Begin with the line containing "Decode this image" and copy each line exactly through the last line of the entries, inclusive.

** start of The input **

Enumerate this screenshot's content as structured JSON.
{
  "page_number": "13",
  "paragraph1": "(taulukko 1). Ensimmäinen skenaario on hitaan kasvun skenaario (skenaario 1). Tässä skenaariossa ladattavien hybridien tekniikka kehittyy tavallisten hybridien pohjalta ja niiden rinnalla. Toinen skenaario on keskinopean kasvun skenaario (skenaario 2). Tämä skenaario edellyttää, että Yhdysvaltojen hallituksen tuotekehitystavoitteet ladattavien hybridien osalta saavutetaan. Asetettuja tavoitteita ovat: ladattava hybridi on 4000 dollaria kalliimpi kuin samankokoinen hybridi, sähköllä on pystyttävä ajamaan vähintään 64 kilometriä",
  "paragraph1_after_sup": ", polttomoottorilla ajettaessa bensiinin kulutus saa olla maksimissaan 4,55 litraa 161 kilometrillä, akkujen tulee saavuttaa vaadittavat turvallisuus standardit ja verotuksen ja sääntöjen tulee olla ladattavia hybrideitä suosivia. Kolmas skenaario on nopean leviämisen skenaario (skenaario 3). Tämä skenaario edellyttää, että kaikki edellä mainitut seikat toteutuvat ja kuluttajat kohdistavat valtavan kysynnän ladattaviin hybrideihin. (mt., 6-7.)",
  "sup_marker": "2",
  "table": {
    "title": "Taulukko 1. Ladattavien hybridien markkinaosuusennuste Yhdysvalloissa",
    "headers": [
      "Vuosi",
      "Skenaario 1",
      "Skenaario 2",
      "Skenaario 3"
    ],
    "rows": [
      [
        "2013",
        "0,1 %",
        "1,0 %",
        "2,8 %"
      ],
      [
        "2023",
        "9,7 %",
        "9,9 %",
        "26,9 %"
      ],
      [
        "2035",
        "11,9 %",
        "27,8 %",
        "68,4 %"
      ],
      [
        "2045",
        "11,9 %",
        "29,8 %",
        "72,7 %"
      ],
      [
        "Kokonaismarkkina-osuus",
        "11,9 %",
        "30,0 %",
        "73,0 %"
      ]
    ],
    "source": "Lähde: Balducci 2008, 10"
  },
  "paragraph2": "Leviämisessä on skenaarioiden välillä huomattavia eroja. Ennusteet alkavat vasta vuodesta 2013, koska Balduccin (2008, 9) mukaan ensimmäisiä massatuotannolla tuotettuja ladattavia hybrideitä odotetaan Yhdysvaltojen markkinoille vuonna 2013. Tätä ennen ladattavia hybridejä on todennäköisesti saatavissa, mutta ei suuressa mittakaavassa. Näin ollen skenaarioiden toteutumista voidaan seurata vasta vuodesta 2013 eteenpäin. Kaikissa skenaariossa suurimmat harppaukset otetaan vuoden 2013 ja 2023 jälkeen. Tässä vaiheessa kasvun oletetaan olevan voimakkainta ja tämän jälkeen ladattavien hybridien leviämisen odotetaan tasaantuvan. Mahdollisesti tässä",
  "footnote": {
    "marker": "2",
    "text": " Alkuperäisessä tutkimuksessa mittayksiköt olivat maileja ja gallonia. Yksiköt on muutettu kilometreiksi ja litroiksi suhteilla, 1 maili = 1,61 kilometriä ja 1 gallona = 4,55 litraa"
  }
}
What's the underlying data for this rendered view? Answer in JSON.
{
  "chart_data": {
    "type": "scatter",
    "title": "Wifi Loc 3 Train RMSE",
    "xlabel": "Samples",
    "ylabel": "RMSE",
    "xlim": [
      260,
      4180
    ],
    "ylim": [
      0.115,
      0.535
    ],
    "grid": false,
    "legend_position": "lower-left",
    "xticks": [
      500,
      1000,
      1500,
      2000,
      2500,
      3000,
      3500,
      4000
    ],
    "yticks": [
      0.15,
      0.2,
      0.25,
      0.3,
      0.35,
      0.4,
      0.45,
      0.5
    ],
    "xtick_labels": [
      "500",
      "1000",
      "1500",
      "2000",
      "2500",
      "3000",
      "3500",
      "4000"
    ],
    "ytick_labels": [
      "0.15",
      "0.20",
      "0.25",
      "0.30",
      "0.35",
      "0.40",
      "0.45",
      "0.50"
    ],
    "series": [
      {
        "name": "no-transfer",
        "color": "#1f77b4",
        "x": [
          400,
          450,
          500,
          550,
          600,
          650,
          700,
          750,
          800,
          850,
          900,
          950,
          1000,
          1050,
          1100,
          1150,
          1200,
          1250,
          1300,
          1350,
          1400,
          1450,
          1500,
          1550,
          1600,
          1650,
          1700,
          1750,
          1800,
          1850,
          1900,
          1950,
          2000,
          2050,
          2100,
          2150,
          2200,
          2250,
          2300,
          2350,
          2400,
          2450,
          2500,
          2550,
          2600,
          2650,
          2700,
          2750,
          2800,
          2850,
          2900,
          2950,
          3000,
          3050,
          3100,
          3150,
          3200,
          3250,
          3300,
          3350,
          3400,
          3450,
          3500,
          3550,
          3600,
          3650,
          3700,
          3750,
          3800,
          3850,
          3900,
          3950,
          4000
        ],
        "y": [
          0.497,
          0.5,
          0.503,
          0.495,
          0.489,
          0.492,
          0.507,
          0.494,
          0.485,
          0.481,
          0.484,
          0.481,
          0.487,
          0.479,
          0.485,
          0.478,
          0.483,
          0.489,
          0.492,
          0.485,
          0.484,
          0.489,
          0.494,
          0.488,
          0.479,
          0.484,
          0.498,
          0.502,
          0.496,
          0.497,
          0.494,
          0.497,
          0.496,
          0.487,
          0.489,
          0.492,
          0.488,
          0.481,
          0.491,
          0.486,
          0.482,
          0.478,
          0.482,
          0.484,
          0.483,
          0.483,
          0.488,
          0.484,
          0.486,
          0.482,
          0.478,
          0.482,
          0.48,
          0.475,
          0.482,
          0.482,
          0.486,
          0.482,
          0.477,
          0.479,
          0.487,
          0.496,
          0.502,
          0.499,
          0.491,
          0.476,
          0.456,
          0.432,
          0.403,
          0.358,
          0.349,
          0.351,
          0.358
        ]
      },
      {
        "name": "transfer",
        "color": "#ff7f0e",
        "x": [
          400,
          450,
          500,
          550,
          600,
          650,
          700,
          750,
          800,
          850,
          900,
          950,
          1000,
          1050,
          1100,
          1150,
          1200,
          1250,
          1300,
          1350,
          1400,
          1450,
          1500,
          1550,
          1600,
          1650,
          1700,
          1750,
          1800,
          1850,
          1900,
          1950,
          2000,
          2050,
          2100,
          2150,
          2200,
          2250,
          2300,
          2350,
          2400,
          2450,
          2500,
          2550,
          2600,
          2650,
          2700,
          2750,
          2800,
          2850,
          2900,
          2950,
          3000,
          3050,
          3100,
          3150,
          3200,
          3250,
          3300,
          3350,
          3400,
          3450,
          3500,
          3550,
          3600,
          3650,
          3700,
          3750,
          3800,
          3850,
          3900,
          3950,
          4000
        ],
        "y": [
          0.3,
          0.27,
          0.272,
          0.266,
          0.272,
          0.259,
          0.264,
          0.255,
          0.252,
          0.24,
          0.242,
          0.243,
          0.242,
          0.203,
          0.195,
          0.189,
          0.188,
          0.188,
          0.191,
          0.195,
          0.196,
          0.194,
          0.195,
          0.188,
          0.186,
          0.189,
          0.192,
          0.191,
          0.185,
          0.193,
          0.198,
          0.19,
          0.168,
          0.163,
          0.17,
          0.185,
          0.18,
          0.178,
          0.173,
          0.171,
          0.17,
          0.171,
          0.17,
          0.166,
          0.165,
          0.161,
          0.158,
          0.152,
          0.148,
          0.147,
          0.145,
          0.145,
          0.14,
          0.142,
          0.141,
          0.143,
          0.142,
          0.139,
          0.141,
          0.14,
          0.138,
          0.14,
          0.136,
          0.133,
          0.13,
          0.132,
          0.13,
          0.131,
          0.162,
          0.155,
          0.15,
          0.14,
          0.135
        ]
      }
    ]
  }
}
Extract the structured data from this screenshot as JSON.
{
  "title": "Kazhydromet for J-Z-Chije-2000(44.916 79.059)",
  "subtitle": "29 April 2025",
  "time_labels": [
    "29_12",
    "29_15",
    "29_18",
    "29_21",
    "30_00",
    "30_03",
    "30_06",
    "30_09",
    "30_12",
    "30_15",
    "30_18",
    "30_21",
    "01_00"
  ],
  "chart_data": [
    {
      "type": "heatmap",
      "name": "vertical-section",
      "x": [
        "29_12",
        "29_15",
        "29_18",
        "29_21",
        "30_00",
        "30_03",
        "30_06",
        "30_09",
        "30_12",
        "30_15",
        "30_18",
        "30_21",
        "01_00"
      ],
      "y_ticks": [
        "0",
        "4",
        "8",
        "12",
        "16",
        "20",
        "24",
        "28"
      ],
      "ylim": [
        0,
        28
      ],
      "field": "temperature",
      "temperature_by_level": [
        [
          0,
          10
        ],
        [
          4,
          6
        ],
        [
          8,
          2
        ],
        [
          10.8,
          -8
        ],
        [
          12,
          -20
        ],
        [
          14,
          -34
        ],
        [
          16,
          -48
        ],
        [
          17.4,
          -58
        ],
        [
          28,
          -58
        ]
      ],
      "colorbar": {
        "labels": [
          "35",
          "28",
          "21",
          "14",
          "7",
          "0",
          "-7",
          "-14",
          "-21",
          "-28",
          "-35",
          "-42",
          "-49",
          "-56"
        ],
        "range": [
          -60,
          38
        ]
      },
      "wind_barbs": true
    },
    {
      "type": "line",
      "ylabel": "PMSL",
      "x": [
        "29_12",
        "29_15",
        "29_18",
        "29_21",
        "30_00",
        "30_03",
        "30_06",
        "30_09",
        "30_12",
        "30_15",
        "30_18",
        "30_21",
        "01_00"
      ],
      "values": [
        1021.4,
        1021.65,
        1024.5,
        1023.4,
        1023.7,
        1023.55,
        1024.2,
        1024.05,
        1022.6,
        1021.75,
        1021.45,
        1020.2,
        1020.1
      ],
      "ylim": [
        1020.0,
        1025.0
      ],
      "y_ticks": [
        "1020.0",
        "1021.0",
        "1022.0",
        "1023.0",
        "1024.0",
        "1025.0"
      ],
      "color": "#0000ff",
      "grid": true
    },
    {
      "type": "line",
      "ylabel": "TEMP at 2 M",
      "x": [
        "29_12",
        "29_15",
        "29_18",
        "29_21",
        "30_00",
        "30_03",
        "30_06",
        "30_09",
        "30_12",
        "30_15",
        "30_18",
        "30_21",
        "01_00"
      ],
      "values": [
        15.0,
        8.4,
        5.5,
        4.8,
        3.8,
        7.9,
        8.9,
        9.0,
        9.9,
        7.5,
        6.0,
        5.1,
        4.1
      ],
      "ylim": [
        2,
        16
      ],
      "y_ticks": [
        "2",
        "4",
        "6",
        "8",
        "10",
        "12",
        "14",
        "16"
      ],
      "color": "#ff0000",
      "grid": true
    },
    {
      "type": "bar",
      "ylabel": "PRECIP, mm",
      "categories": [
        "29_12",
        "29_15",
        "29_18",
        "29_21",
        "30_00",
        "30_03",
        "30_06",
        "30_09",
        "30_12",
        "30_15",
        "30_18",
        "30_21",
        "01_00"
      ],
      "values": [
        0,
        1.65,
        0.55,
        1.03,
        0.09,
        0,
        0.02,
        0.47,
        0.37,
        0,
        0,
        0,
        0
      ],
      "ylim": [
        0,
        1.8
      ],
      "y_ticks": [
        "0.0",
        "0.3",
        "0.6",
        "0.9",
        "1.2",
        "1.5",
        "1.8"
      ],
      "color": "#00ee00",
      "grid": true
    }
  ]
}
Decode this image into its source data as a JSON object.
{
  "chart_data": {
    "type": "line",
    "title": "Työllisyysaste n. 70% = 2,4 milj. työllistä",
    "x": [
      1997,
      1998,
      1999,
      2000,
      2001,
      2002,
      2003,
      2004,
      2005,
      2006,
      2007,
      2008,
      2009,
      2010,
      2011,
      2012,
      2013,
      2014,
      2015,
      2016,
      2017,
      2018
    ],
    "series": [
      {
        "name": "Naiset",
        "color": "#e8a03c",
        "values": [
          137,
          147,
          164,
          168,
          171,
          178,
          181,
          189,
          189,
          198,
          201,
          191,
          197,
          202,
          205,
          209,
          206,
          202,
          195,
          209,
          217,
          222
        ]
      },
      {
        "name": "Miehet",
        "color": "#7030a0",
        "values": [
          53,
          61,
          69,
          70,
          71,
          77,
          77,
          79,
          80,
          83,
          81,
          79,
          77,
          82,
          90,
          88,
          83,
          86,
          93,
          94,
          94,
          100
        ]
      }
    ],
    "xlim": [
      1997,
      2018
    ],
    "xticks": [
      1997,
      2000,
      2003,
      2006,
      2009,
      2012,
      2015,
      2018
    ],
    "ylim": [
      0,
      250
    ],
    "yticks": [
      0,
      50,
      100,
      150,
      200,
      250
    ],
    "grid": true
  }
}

** end of The input **

• _Complete response_:
Decode this image into its source data as a JSON object.
{
  "chart_data": {
    "type": "line",
    "title": "Työllisyysaste n. 70% = 2,4 milj. työllistä",
    "x": [
      1997,
      1998,
      1999,
      2000,
      2001,
      2002,
      2003,
      2004,
      2005,
      2006,
      2007,
      2008,
      2009,
      2010,
      2011,
      2012,
      2013,
      2014,
      2015,
      2016,
      2017,
      2018
    ],
    "series": [
      {
        "name": "Naiset",
        "color": "#e8a03c",
        "values": [
          137,
          147,
          164,
          168,
          171,
          178,
          181,
          189,
          189,
          198,
          201,
          191,
          197,
          202,
          205,
          209,
          206,
          202,
          195,
          209,
          217,
          222
        ]
      },
      {
        "name": "Miehet",
        "color": "#7030a0",
        "values": [
          53,
          61,
          69,
          70,
          71,
          77,
          77,
          79,
          80,
          83,
          81,
          79,
          77,
          82,
          90,
          88,
          83,
          86,
          93,
          94,
          94,
          100
        ]
      }
    ],
    "xlim": [
      1997,
      2018
    ],
    "xticks": [
      1997,
      2000,
      2003,
      2006,
      2009,
      2012,
      2015,
      2018
    ],
    "ylim": [
      0,
      250
    ],
    "yticks": [
      0,
      50,
      100,
      150,
      200,
      250
    ],
    "grid": true
  }
}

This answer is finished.